— Start Material to process —
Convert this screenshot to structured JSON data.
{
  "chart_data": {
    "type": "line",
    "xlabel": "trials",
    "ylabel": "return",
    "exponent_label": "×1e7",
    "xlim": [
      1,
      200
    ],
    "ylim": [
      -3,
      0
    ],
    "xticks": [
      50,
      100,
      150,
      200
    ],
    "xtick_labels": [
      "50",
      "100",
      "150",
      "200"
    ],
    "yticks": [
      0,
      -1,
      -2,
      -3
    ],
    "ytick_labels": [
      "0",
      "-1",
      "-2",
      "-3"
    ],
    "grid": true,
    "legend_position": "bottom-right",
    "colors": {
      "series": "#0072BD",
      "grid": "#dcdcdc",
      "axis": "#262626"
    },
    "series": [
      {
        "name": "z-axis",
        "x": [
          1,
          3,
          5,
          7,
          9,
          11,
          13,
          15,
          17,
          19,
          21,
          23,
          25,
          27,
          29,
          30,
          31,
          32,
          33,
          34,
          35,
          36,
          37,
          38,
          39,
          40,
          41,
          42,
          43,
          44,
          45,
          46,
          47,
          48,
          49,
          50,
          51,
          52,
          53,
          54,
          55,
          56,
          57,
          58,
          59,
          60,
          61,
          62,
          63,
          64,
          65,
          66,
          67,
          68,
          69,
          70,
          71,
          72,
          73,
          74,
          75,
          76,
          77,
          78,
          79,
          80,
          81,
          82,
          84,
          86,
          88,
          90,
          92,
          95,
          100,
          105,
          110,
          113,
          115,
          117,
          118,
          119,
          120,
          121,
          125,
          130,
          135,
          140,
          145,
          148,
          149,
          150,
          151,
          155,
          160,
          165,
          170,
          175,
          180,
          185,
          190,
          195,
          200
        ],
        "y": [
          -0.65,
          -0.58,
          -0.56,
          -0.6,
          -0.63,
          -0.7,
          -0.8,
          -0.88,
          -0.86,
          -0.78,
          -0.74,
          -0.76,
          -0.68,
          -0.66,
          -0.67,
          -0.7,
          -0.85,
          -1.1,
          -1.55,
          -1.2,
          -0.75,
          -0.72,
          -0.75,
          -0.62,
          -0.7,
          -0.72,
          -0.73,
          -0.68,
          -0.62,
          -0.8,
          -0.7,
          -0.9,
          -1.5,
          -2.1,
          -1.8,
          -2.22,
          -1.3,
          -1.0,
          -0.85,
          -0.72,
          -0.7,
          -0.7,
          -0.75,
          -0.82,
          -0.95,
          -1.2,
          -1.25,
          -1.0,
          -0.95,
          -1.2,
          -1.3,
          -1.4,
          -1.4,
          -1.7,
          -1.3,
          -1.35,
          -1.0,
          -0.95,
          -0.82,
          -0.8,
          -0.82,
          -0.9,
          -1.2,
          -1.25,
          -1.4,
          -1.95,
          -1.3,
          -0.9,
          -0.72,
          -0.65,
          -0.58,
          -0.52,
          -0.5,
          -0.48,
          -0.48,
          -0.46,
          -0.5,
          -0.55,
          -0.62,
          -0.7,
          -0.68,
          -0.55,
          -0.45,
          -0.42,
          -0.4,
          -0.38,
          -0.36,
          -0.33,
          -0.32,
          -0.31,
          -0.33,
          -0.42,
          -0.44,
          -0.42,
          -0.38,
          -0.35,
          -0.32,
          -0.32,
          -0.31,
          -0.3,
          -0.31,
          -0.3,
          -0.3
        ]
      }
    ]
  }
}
— End Material to process —
**Task prompt**
Print all of the entries exactly as they appear.

**Output for this exercise**
Convert this screenshot to structured JSON data.
{
  "chart_data": {
    "type": "line",
    "xlabel": "trials",
    "ylabel": "return",
    "exponent_label": "×1e7",
    "xlim": [
      1,
      200
    ],
    "ylim": [
      -3,
      0
    ],
    "xticks": [
      50,
      100,
      150,
      200
    ],
    "xtick_labels": [
      "50",
      "100",
      "150",
      "200"
    ],
    "yticks": [
      0,
      -1,
      -2,
      -3
    ],
    "ytick_labels": [
      "0",
      "-1",
      "-2",
      "-3"
    ],
    "grid": true,
    "legend_position": "bottom-right",
    "colors": {
      "series": "#0072BD",
      "grid": "#dcdcdc",
      "axis": "#262626"
    },
    "series": [
      {
        "name": "z-axis",
        "x": [
          1,
          3,
          5,
          7,
          9,
          11,
          13,
          15,
          17,
          19,
          21,
          23,
          25,
          27,
          29,
          30,
          31,
          32,
          33,
          34,
          35,
          36,
          37,
          38,
          39,
          40,
          41,
          42,
          43,
          44,
          45,
          46,
          47,
          48,
          49,
          50,
          51,
          52,
          53,
          54,
          55,
          56,
          57,
          58,
          59,
          60,
          61,
          62,
          63,
          64,
          65,
          66,
          67,
          68,
          69,
          70,
          71,
          72,
          73,
          74,
          75,
          76,
          77,
          78,
          79,
          80,
          81,
          82,
          84,
          86,
          88,
          90,
          92,
          95,
          100,
          105,
          110,
          113,
          115,
          117,
          118,
          119,
          120,
          121,
          125,
          130,
          135,
          140,
          145,
          148,
          149,
          150,
          151,
          155,
          160,
          165,
          170,
          175,
          180,
          185,
          190,
          195,
          200
        ],
        "y": [
          -0.65,
          -0.58,
          -0.56,
          -0.6,
          -0.63,
          -0.7,
          -0.8,
          -0.88,
          -0.86,
          -0.78,
          -0.74,
          -0.76,
          -0.68,
          -0.66,
          -0.67,
          -0.7,
          -0.85,
          -1.1,
          -1.55,
          -1.2,
          -0.75,
          -0.72,
          -0.75,
          -0.62,
          -0.7,
          -0.72,
          -0.73,
          -0.68,
          -0.62,
          -0.8,
          -0.7,
          -0.9,
          -1.5,
          -2.1,
          -1.8,
          -2.22,
          -1.3,
          -1.0,
          -0.85,
          -0.72,
          -0.7,
          -0.7,
          -0.75,
          -0.82,
          -0.95,
          -1.2,
          -1.25,
          -1.0,
          -0.95,
          -1.2,
          -1.3,
          -1.4,
          -1.4,
          -1.7,
          -1.3,
          -1.35,
          -1.0,
          -0.95,
          -0.82,
          -0.8,
          -0.82,
          -0.9,
          -1.2,
          -1.25,
          -1.4,
          -1.95,
          -1.3,
          -0.9,
          -0.72,
          -0.65,
          -0.58,
          -0.52,
          -0.5,
          -0.48,
          -0.48,
          -0.46,
          -0.5,
          -0.55,
          -0.62,
          -0.7,
          -0.68,
          -0.55,
          -0.45,
          -0.42,
          -0.4,
          -0.38,
          -0.36,
          -0.33,
          -0.32,
          -0.31,
          -0.33,
          -0.42,
          -0.44,
          -0.42,
          -0.38,
          -0.35,
          -0.32,
          -0.32,
          -0.31,
          -0.3,
          -0.31,
          -0.3,
          -0.3
        ]
      }
    ]
  }
}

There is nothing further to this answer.